[A run of records]

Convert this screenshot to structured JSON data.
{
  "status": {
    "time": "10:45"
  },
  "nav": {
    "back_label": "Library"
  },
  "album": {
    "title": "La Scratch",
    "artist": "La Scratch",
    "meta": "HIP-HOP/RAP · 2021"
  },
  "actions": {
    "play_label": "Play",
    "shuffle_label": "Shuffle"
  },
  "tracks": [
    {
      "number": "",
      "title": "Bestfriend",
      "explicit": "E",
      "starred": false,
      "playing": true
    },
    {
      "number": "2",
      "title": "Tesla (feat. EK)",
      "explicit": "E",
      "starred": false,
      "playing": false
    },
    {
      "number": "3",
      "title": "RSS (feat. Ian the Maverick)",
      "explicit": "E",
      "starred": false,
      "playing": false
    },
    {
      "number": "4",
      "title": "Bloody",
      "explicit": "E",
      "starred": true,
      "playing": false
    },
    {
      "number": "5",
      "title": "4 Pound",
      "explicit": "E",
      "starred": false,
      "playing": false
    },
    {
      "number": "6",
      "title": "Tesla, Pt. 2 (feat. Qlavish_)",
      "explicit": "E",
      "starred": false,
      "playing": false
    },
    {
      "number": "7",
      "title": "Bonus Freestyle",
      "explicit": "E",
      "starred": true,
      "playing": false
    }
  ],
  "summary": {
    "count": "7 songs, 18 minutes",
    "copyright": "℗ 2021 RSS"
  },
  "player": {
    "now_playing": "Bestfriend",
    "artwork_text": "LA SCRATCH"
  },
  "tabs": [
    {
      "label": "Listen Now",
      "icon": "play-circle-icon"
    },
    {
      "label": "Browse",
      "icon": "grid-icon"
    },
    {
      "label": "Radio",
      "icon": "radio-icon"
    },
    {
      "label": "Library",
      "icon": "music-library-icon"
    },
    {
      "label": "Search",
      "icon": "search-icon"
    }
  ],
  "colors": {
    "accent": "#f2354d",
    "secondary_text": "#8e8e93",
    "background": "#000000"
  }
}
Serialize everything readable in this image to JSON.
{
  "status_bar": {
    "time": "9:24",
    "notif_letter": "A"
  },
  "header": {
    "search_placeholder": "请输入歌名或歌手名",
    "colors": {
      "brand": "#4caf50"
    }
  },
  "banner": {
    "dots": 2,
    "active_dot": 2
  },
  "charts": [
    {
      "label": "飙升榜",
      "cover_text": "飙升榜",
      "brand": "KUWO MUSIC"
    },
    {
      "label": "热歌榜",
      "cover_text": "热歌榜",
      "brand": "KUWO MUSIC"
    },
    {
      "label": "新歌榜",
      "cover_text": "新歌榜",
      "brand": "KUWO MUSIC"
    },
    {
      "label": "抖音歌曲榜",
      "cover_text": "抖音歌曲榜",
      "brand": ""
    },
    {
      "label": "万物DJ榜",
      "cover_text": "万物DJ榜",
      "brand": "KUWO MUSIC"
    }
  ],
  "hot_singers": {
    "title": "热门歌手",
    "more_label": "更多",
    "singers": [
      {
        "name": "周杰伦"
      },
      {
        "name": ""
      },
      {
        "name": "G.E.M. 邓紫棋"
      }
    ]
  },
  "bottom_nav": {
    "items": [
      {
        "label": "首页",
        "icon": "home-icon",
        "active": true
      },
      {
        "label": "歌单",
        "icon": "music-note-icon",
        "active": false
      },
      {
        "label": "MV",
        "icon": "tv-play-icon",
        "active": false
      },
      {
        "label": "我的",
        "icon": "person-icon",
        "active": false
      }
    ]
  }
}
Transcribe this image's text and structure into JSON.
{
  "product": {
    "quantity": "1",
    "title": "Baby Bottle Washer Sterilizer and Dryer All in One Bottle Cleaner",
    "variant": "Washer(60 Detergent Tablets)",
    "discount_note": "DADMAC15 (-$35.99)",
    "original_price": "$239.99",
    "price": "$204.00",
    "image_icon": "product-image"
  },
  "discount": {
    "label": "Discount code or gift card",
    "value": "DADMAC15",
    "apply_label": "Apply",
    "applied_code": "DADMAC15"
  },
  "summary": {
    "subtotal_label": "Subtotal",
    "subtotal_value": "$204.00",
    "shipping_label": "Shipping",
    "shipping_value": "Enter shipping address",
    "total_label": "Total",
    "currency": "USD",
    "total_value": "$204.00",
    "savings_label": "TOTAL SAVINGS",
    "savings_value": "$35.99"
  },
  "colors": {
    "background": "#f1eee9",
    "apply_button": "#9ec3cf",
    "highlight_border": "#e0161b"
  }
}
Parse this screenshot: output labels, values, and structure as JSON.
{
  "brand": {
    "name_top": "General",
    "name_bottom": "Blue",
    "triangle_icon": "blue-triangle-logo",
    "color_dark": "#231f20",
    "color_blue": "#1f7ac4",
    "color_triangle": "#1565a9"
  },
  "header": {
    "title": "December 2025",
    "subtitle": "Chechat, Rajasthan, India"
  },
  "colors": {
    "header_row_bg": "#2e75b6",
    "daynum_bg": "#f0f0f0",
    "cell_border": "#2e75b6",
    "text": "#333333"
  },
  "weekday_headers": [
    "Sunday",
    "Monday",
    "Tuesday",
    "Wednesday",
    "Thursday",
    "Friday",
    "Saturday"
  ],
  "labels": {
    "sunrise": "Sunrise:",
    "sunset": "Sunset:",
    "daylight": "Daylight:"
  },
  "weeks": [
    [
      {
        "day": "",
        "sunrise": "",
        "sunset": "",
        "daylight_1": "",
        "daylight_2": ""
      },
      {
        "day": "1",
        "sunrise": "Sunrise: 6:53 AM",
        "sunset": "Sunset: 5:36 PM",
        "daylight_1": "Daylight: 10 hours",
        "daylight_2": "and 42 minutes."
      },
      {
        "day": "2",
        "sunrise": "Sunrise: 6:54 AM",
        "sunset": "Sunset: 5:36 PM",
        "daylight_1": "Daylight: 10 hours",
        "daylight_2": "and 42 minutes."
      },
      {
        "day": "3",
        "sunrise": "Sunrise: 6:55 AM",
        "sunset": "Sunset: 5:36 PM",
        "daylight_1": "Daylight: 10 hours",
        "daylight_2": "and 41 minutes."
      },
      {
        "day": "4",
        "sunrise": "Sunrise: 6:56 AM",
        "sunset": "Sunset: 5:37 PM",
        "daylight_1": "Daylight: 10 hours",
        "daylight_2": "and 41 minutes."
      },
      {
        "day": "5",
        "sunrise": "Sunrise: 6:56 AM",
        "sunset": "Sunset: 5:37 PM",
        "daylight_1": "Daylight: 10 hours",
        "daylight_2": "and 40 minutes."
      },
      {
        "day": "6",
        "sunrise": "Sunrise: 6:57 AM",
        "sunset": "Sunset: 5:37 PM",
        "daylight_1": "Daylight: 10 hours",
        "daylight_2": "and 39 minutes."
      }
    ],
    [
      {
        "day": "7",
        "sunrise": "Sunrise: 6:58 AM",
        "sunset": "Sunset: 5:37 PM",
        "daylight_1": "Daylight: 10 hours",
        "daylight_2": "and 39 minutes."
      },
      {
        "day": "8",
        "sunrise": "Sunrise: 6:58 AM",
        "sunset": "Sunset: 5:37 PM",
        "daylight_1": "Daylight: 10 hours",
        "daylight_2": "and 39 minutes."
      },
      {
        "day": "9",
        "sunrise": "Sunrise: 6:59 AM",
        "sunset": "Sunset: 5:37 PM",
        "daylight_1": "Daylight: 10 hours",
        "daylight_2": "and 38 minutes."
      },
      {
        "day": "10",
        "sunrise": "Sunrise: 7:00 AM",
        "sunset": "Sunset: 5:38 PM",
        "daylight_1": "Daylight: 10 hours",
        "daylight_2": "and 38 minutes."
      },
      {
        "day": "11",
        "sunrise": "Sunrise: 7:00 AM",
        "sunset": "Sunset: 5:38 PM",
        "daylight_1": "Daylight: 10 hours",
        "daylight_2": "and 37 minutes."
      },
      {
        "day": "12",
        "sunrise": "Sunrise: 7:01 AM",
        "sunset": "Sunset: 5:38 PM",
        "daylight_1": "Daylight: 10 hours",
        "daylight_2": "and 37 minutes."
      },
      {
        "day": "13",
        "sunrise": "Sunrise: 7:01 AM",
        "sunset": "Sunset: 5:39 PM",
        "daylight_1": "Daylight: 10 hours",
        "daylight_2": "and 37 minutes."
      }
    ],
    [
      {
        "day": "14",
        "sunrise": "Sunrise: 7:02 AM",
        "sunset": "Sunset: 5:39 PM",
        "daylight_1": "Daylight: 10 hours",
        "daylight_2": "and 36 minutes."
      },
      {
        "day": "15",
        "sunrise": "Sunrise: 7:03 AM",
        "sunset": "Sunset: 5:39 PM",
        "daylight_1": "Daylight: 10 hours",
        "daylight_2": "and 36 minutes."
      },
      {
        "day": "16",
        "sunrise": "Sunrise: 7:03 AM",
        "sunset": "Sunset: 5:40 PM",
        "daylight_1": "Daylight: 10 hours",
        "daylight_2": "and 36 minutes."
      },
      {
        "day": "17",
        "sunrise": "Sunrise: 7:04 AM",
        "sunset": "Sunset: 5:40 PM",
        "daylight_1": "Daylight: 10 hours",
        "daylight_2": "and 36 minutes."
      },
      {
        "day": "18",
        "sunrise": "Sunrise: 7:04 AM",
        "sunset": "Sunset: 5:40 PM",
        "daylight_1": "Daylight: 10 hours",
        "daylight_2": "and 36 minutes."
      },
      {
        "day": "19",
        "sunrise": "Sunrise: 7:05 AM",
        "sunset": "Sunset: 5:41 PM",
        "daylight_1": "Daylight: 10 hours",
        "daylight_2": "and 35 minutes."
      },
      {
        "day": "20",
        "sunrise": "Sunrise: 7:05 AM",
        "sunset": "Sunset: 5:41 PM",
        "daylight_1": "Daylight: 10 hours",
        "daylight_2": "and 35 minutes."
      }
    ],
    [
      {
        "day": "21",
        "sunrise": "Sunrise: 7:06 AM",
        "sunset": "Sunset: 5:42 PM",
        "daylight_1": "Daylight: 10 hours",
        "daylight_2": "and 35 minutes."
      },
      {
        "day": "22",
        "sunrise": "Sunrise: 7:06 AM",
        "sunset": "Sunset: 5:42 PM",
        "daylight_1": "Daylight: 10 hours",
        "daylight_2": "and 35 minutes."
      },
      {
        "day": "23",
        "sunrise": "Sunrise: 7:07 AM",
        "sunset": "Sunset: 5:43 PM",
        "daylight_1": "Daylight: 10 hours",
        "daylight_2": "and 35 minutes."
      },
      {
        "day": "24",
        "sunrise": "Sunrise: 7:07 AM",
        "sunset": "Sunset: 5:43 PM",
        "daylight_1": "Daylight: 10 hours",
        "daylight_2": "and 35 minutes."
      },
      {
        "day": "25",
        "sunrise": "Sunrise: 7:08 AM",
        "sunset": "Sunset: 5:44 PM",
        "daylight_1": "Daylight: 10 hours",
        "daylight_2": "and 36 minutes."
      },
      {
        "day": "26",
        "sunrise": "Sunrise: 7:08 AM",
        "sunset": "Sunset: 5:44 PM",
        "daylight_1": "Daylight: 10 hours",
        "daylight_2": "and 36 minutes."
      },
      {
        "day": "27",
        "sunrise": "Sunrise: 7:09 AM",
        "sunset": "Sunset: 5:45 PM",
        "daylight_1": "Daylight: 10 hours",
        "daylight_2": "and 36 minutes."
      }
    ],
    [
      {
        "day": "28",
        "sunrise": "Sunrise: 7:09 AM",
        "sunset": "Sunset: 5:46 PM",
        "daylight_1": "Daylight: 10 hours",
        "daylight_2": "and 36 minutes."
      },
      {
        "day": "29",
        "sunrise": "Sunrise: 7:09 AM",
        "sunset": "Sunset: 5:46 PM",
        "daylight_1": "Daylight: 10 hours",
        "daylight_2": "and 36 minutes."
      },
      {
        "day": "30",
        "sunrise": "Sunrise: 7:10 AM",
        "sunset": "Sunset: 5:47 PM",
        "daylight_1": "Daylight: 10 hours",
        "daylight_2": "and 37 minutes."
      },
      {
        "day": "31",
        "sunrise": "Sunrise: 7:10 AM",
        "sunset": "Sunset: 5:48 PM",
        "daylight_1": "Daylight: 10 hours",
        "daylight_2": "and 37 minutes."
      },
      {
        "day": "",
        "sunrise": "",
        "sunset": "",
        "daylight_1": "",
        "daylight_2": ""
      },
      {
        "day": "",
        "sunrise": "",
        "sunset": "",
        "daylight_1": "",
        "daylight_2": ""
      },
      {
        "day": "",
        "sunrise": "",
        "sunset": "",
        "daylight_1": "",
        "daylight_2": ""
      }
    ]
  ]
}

**Problem description:** Show all lines in the entries above where the word "labels" appears.

**Response to the task:**
Parse this screenshot: output labels, values, and structure as JSON.
  "labels": {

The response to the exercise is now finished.